### Problem description
Count how many lines in this material contain "JSON". The answer is that number alone.

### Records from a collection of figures
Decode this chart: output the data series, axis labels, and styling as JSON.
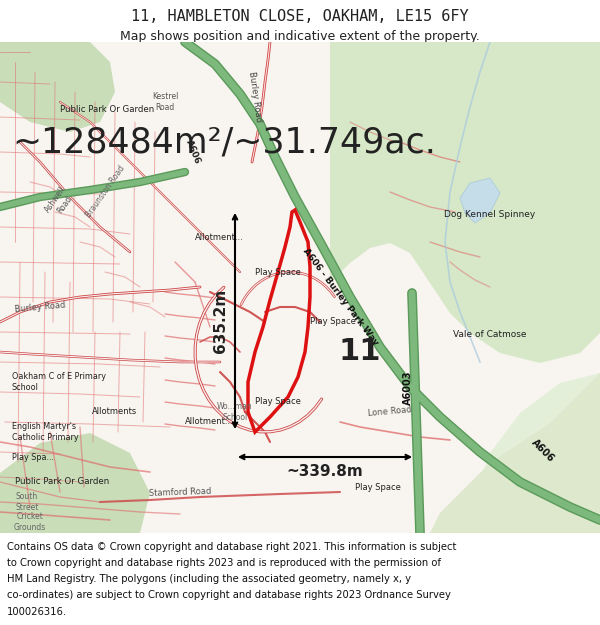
{
  "title_line1": "11, HAMBLETON CLOSE, OAKHAM, LE15 6FY",
  "title_line2": "Map shows position and indicative extent of the property.",
  "area_text": "~128484m²/~31.749ac.",
  "dim_vertical": "635.2m",
  "dim_horizontal": "~339.8m",
  "plot_number": "11",
  "footer_lines": [
    "Contains OS data © Crown copyright and database right 2021. This information is subject",
    "to Crown copyright and database rights 2023 and is reproduced with the permission of",
    "HM Land Registry. The polygons (including the associated geometry, namely x, y",
    "co-ordinates) are subject to Crown copyright and database rights 2023 Ordnance Survey",
    "100026316."
  ],
  "map_bg": "#f8f4ef",
  "road_red": "#e07070",
  "road_red_dark": "#cc4444",
  "road_outline": "#cc3333",
  "green_road": "#7db87d",
  "green_road_dark": "#5a9a5a",
  "green_light": "#d6e8c8",
  "green_mid": "#c8ddb8",
  "blue_line": "#a8c8e0",
  "property_red": "#dd1111",
  "title_bg": "#ffffff",
  "footer_bg": "#ffffff",
  "text_dark": "#222222",
  "text_mid": "#444444",
  "title_fontsize": 11,
  "subtitle_fontsize": 9,
  "area_fontsize": 25,
  "dim_fontsize": 11,
  "plot_num_fontsize": 22,
  "footer_fontsize": 7.2,
  "label_fontsize": 6.5
}
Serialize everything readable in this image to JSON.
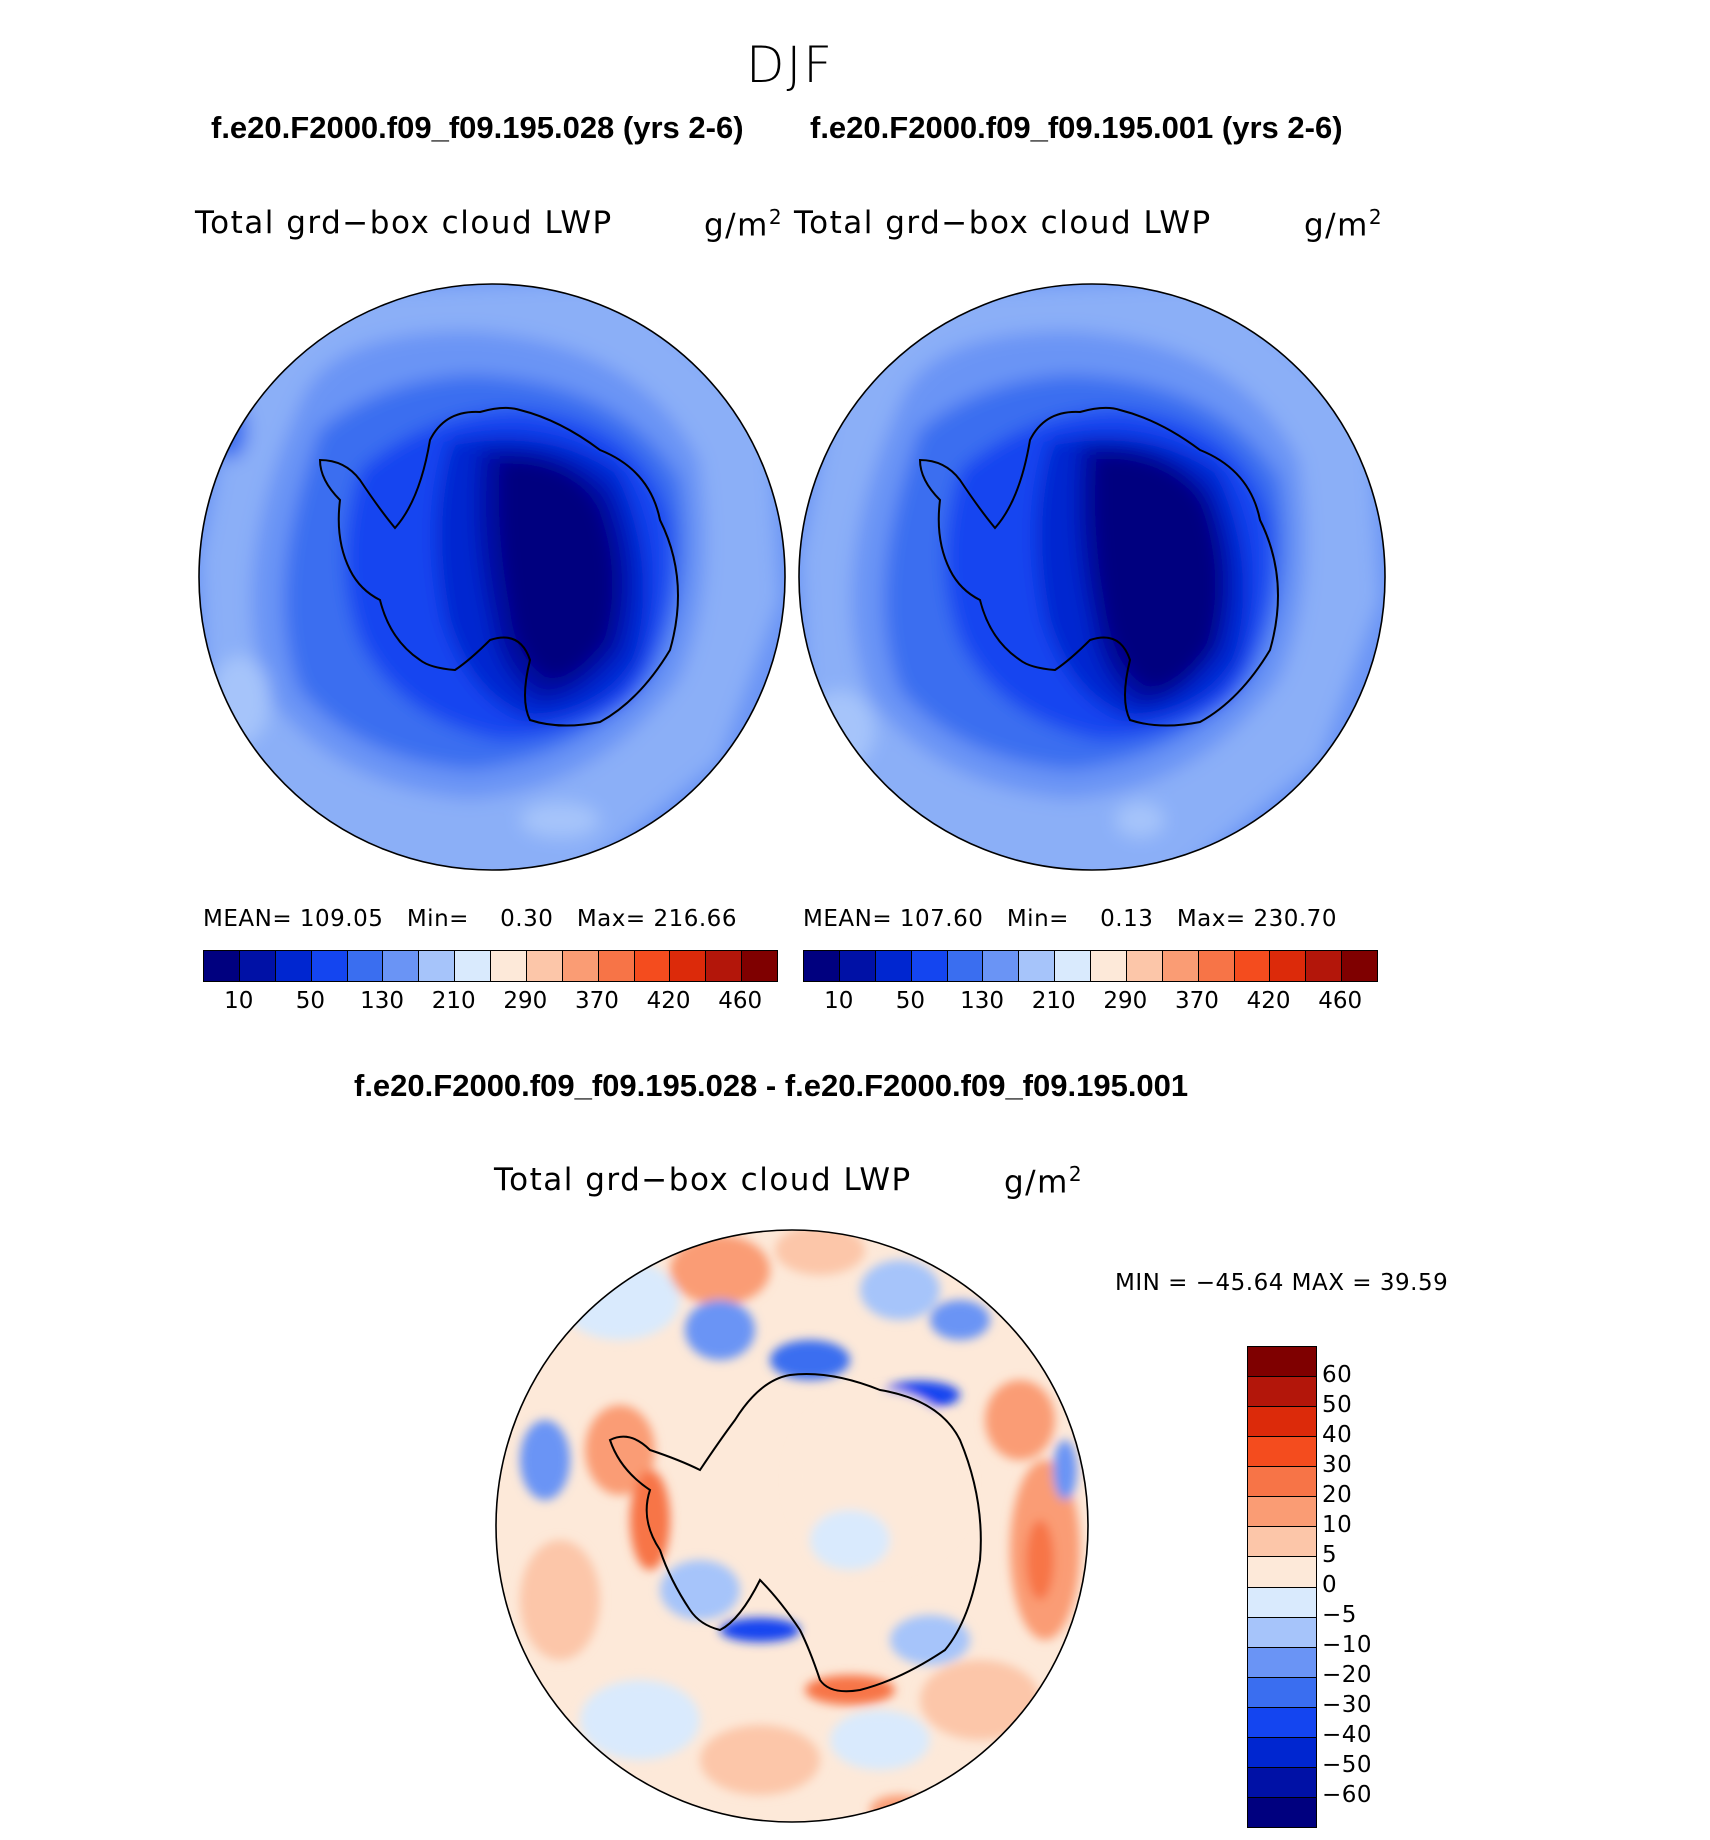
{
  "figure": {
    "season": "DJF",
    "case1_title": "f.e20.F2000.f09_f09.195.028 (yrs 2-6)",
    "case2_title": "f.e20.F2000.f09_f09.195.001 (yrs 2-6)",
    "diff_title": "f.e20.F2000.f09_f09.195.028 - f.e20.F2000.f09_f09.195.001"
  },
  "panels": {
    "left": {
      "variable": "Total grd−box cloud LWP",
      "units": "g/m",
      "units_sup": "2",
      "mean_label": "MEAN=",
      "mean": "109.05",
      "min_label": "Min=",
      "min": "0.30",
      "max_label": "Max=",
      "max": "216.66"
    },
    "right": {
      "variable": "Total grd−box cloud LWP",
      "units": "g/m",
      "units_sup": "2",
      "mean_label": "MEAN=",
      "mean": "107.60",
      "min_label": "Min=",
      "min": "0.13",
      "max_label": "Max=",
      "max": "230.70"
    },
    "diff": {
      "variable": "Total grd−box cloud LWP",
      "units": "g/m",
      "units_sup": "2",
      "minmax_text": "MIN = −45.64 MAX =   39.59"
    }
  },
  "chart_data": [
    {
      "type": "heatmap",
      "projection": "south-polar stereographic",
      "title": "Total grd−box cloud LWP",
      "units": "g/m2",
      "stats": {
        "mean": 109.05,
        "min": 0.3,
        "max": 216.66
      },
      "colorbar": {
        "orientation": "horizontal",
        "tick_labels": [
          "10",
          "50",
          "130",
          "210",
          "290",
          "370",
          "420",
          "460"
        ],
        "colors": [
          "#00007f",
          "#0011a6",
          "#0026d0",
          "#1445f0",
          "#3a6ef0",
          "#6a94f5",
          "#a6c4fa",
          "#d9eafd",
          "#fde9d9",
          "#fcc6a9",
          "#fa9c74",
          "#f77447",
          "#f44c1e",
          "#dc2a0a",
          "#b3160a",
          "#7f0000"
        ]
      }
    },
    {
      "type": "heatmap",
      "projection": "south-polar stereographic",
      "title": "Total grd−box cloud LWP",
      "units": "g/m2",
      "stats": {
        "mean": 107.6,
        "min": 0.13,
        "max": 230.7
      },
      "colorbar": {
        "orientation": "horizontal",
        "tick_labels": [
          "10",
          "50",
          "130",
          "210",
          "290",
          "370",
          "420",
          "460"
        ],
        "colors": [
          "#00007f",
          "#0011a6",
          "#0026d0",
          "#1445f0",
          "#3a6ef0",
          "#6a94f5",
          "#a6c4fa",
          "#d9eafd",
          "#fde9d9",
          "#fcc6a9",
          "#fa9c74",
          "#f77447",
          "#f44c1e",
          "#dc2a0a",
          "#b3160a",
          "#7f0000"
        ]
      }
    },
    {
      "type": "heatmap",
      "projection": "south-polar stereographic",
      "title": "Total grd−box cloud LWP",
      "units": "g/m2",
      "stats": {
        "min": -45.64,
        "max": 39.59
      },
      "colorbar": {
        "orientation": "vertical",
        "tick_labels": [
          "60",
          "50",
          "40",
          "30",
          "20",
          "10",
          "5",
          "0",
          "−5",
          "−10",
          "−20",
          "−30",
          "−40",
          "−50",
          "−60"
        ],
        "colors": [
          "#7f0000",
          "#b3160a",
          "#dc2a0a",
          "#f44c1e",
          "#f77447",
          "#fa9c74",
          "#fcc6a9",
          "#fde9d9",
          "#d9eafd",
          "#a6c4fa",
          "#6a94f5",
          "#3a6ef0",
          "#1445f0",
          "#0026d0",
          "#0011a6",
          "#00007f"
        ]
      }
    }
  ]
}
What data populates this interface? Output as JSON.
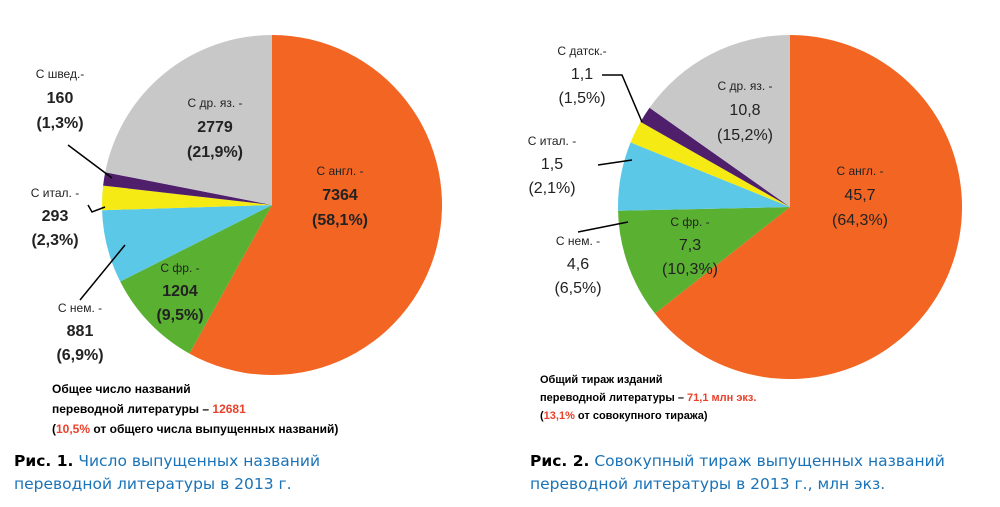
{
  "chart_data": [
    {
      "type": "pie",
      "categories": [
        "С англ. -",
        "С фр. -",
        "С нем. -",
        "С итал. -",
        "С швед.-",
        "С др. яз. -"
      ],
      "values": [
        7364,
        1204,
        881,
        293,
        160,
        2779
      ],
      "percent_labels": [
        "(58,1%)",
        "(9,5%)",
        "(6,9%)",
        "(2,3%)",
        "(1,3%)",
        "(21,9%)"
      ],
      "colors": [
        "#f26522",
        "#5ab031",
        "#5bc8e8",
        "#f5ea14",
        "#4f1f6b",
        "#c8c8c8"
      ],
      "note": [
        [
          {
            "text": "Общее число названий",
            "color": "#000000"
          }
        ],
        [
          {
            "text": "переводной литературы – ",
            "color": "#000000"
          },
          {
            "text": "12681",
            "color": "#e8412c"
          }
        ],
        [
          {
            "text": "(",
            "color": "#000000"
          },
          {
            "text": "10,5%",
            "color": "#e8412c"
          },
          {
            "text": " от общего числа выпущенных названий)",
            "color": "#000000"
          }
        ]
      ],
      "caption_label": "Рис. 1.",
      "caption": "Число выпущенных названий переводной литературы в 2013 г."
    },
    {
      "type": "pie",
      "categories": [
        "С англ. -",
        "С фр. -",
        "С нем. -",
        "С итал. -",
        "С датск.-",
        "С др. яз. -"
      ],
      "values": [
        45.7,
        7.3,
        4.6,
        1.5,
        1.1,
        10.8
      ],
      "value_labels": [
        "45,7",
        "7,3",
        "4,6",
        "1,5",
        "1,1",
        "10,8"
      ],
      "percent_labels": [
        "(64,3%)",
        "(10,3%)",
        "(6,5%)",
        "(2,1%)",
        "(1,5%)",
        "(15,2%)"
      ],
      "colors": [
        "#f26522",
        "#5ab031",
        "#5bc8e8",
        "#f5ea14",
        "#4f1f6b",
        "#c8c8c8"
      ],
      "note": [
        [
          {
            "text": "Общий тираж изданий",
            "color": "#000000"
          }
        ],
        [
          {
            "text": "переводной литературы – ",
            "color": "#000000"
          },
          {
            "text": "71,1 млн экз.",
            "color": "#e8412c"
          }
        ],
        [
          {
            "text": "(",
            "color": "#000000"
          },
          {
            "text": "13,1%",
            "color": "#e8412c"
          },
          {
            "text": " от совокупного тиража)",
            "color": "#000000"
          }
        ]
      ],
      "caption_label": "Рис. 2.",
      "caption": "Совокупный тираж выпущенных названий переводной литературы в 2013 г., млн экз."
    }
  ]
}
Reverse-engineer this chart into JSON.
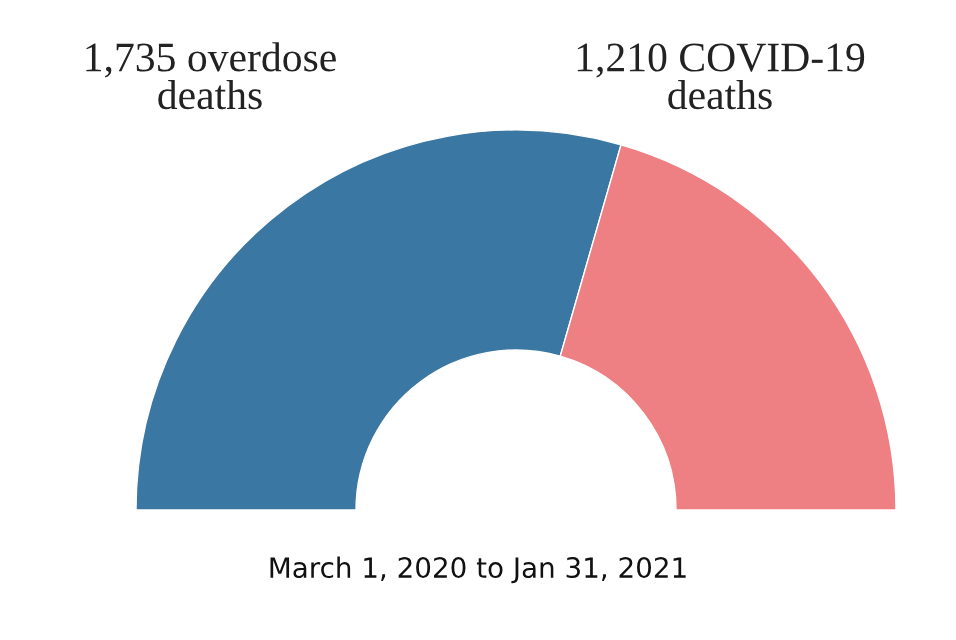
{
  "chart_data": {
    "type": "donut",
    "categories": [
      "1,735 overdose\ndeaths",
      "1,210 COVID-19\ndeaths"
    ],
    "values": [
      1735,
      1210
    ],
    "colors": [
      "#3b77a3",
      "#ee7f82"
    ],
    "annotations": [
      "March 1, 2020 to Jan 31, 2021"
    ]
  }
}
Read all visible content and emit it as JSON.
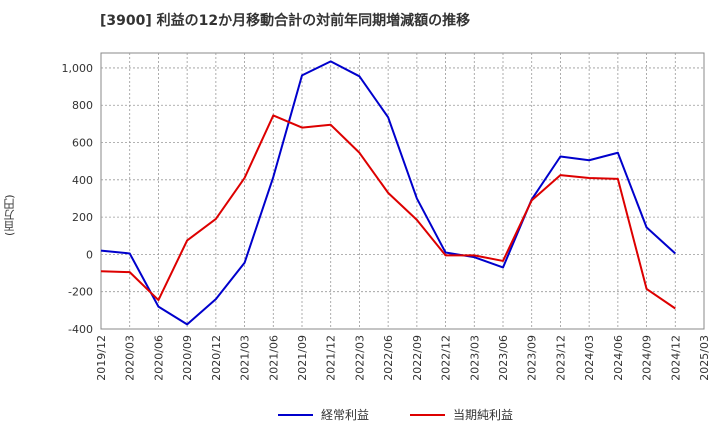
{
  "chart_data": {
    "type": "line",
    "title": "[3900]  利益の12か月移動合計の対前年同期増減額の推移",
    "ylabel": "(百万円)",
    "xlabel": "",
    "ylim": [
      -400,
      1080
    ],
    "yticks": [
      -400,
      -200,
      0,
      200,
      400,
      600,
      800,
      1000
    ],
    "ytick_labels": [
      "-400",
      "-200",
      "0",
      "200",
      "400",
      "600",
      "800",
      "1,000"
    ],
    "categories": [
      "2019/12",
      "2020/03",
      "2020/06",
      "2020/09",
      "2020/12",
      "2021/03",
      "2021/06",
      "2021/09",
      "2021/12",
      "2022/03",
      "2022/06",
      "2022/09",
      "2022/12",
      "2023/03",
      "2023/06",
      "2023/09",
      "2023/12",
      "2024/03",
      "2024/06",
      "2024/09",
      "2024/12",
      "2025/03"
    ],
    "grid": true,
    "legend_position": "bottom",
    "series": [
      {
        "name": "経常利益",
        "color": "#0000cc",
        "values": [
          20,
          5,
          -280,
          -375,
          -240,
          -45,
          415,
          960,
          1035,
          955,
          735,
          300,
          10,
          -15,
          -70,
          295,
          525,
          505,
          545,
          145,
          5,
          null
        ]
      },
      {
        "name": "当期純利益",
        "color": "#dd0000",
        "values": [
          -90,
          -95,
          -245,
          75,
          190,
          410,
          745,
          680,
          695,
          545,
          330,
          185,
          -5,
          -5,
          -35,
          290,
          425,
          410,
          405,
          -185,
          -290,
          null
        ]
      }
    ]
  }
}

### Result of this task
5